==== DATA SECTION

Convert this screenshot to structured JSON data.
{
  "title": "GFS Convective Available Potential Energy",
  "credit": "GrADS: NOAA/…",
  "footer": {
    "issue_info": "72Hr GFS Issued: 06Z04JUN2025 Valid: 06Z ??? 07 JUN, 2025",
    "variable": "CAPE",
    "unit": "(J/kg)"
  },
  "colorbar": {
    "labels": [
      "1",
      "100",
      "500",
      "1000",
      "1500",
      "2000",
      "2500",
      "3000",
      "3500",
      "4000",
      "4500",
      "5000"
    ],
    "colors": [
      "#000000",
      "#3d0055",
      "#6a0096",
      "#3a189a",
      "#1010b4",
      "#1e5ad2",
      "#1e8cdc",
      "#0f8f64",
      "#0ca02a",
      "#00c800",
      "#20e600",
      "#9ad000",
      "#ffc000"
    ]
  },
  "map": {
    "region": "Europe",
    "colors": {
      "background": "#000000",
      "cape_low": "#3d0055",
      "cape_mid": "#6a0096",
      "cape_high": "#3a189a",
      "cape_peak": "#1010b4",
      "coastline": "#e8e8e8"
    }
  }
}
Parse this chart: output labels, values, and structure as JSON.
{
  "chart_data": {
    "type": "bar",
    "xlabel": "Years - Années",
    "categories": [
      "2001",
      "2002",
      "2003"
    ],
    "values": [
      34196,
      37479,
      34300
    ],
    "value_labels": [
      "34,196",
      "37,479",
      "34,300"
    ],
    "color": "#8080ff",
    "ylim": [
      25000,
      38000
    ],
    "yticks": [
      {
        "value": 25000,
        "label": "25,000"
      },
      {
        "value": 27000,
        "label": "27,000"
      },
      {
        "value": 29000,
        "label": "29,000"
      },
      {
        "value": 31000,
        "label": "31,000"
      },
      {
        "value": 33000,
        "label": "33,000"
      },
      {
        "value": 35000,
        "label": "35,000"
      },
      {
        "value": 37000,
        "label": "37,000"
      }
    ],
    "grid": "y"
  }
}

========

WORK INSTRUCTIONS:
Repeat every line of the data, exactly and in full.

OUTPUT BELOW:
Convert this screenshot to structured JSON data.
{
  "title": "GFS Convective Available Potential Energy",
  "credit": "GrADS: NOAA/…",
  "footer": {
    "issue_info": "72Hr GFS Issued: 06Z04JUN2025 Valid: 06Z ??? 07 JUN, 2025",
    "variable": "CAPE",
    "unit": "(J/kg)"
  },
  "colorbar": {
    "labels": [
      "1",
      "100",
      "500",
      "1000",
      "1500",
      "2000",
      "2500",
      "3000",
      "3500",
      "4000",
      "4500",
      "5000"
    ],
    "colors": [
      "#000000",
      "#3d0055",
      "#6a0096",
      "#3a189a",
      "#1010b4",
      "#1e5ad2",
      "#1e8cdc",
      "#0f8f64",
      "#0ca02a",
      "#00c800",
      "#20e600",
      "#9ad000",
      "#ffc000"
    ]
  },
  "map": {
    "region": "Europe",
    "colors": {
      "background": "#000000",
      "cape_low": "#3d0055",
      "cape_mid": "#6a0096",
      "cape_high": "#3a189a",
      "cape_peak": "#1010b4",
      "coastline": "#e8e8e8"
    }
  }
}
Parse this chart: output labels, values, and structure as JSON.
{
  "chart_data": {
    "type": "bar",
    "xlabel": "Years - Années",
    "categories": [
      "2001",
      "2002",
      "2003"
    ],
    "values": [
      34196,
      37479,
      34300
    ],
    "value_labels": [
      "34,196",
      "37,479",
      "34,300"
    ],
    "color": "#8080ff",
    "ylim": [
      25000,
      38000
    ],
    "yticks": [
      {
        "value": 25000,
        "label": "25,000"
      },
      {
        "value": 27000,
        "label": "27,000"
      },
      {
        "value": 29000,
        "label": "29,000"
      },
      {
        "value": 31000,
        "label": "31,000"
      },
      {
        "value": 33000,
        "label": "33,000"
      },
      {
        "value": 35000,
        "label": "35,000"
      },
      {
        "value": 37000,
        "label": "37,000"
      }
    ],
    "grid": "y"
  }
}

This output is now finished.